▶ Data items:
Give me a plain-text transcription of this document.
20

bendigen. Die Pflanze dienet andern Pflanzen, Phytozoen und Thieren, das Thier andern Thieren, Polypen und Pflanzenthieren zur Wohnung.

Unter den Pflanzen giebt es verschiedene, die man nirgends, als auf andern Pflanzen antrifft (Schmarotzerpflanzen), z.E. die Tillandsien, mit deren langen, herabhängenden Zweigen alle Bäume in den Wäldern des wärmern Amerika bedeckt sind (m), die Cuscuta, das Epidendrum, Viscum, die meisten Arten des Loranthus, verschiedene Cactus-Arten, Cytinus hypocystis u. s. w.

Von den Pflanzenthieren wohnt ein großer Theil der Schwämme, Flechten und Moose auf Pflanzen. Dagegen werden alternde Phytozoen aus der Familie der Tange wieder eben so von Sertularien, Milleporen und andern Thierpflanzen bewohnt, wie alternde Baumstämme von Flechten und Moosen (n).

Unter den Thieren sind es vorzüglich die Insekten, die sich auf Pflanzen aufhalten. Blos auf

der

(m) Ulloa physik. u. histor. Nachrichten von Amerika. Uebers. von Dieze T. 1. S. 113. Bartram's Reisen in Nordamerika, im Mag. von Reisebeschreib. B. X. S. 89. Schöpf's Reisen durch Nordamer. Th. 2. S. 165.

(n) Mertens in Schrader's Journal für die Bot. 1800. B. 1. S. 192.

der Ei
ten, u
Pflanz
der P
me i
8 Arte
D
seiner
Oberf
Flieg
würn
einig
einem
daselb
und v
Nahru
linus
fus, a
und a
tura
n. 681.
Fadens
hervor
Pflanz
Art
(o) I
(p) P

▶ TASK STATEMENT: Restate each record word for word.

▶ TASK ANSWER:
Give me a plain-text transcription of this document.
20

bendigen. Die Pflanze dienet andern Pflanzen, Phytozoen und Thieren, das Thier andern Thieren, Polypen und Pflanzenthieren zur Wohnung.

Unter den Pflanzen giebt es verschiedene, die man nirgends, als auf andern Pflanzen antrifft (Schmarotzerpflanzen), z.E. die Tillandsien, mit deren langen, herabhängenden Zweigen alle Bäume in den Wäldern des wärmern Amerika bedeckt sind (m), die Cuscuta, das Epidendrum, Viscum, die meisten Arten des Loranthus, verschiedene Cactus-Arten, Cytinus hypocystis u. s. w.

Von den Pflanzenthieren wohnt ein großer Theil der Schwämme, Flechten und Moose auf Pflanzen. Dagegen werden alternde Phytozoen aus der Familie der Tange wieder eben so von Sertularien, Milleporen und andern Thierpflanzen bewohnt, wie alternde Baumstämme von Flechten und Moosen (n).

Unter den Thieren sind es vorzüglich die Insekten, die sich auf Pflanzen aufhalten. Blos auf

der

(m) Ulloa physik. u. histor. Nachrichten von Amerika. Uebers. von Dieze T. 1. S. 113. Bartram's Reisen in Nordamerika, im Mag. von Reisebeschreib. B. X. S. 89. Schöpf's Reisen durch Nordamer. Th. 2. S. 165.

(n) Mertens in Schrader's Journal für die Bot. 1800. B. 1. S. 192.

der Ei
ten, u
Pflanz
der P
me i
8 Arte
D
seiner
Oberf
Flieg
würn
einig
einem
daselb
und v
Nahru
linus
fus, a
und a
tura
n. 681.
Fadens
hervor
Pflanz
Art
(o) I
(p) P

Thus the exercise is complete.